- **EXERCISE OBJECTIVE**
Repeat the records below exactly as they appear.

--------------------------------------------------

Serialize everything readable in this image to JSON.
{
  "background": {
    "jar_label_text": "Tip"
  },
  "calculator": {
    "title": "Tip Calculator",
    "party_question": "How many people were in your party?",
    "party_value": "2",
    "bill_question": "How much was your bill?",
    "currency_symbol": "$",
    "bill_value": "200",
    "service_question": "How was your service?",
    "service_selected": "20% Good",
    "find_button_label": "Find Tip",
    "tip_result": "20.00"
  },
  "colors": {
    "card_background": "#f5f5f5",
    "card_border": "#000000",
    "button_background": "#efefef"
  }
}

--------------------------------------------------

- **FULL RESPONSE**
Serialize everything readable in this image to JSON.
{
  "background": {
    "jar_label_text": "Tip"
  },
  "calculator": {
    "title": "Tip Calculator",
    "party_question": "How many people were in your party?",
    "party_value": "2",
    "bill_question": "How much was your bill?",
    "currency_symbol": "$",
    "bill_value": "200",
    "service_question": "How was your service?",
    "service_selected": "20% Good",
    "find_button_label": "Find Tip",
    "tip_result": "20.00"
  },
  "colors": {
    "card_background": "#f5f5f5",
    "card_border": "#000000",
    "button_background": "#efefef"
  }
}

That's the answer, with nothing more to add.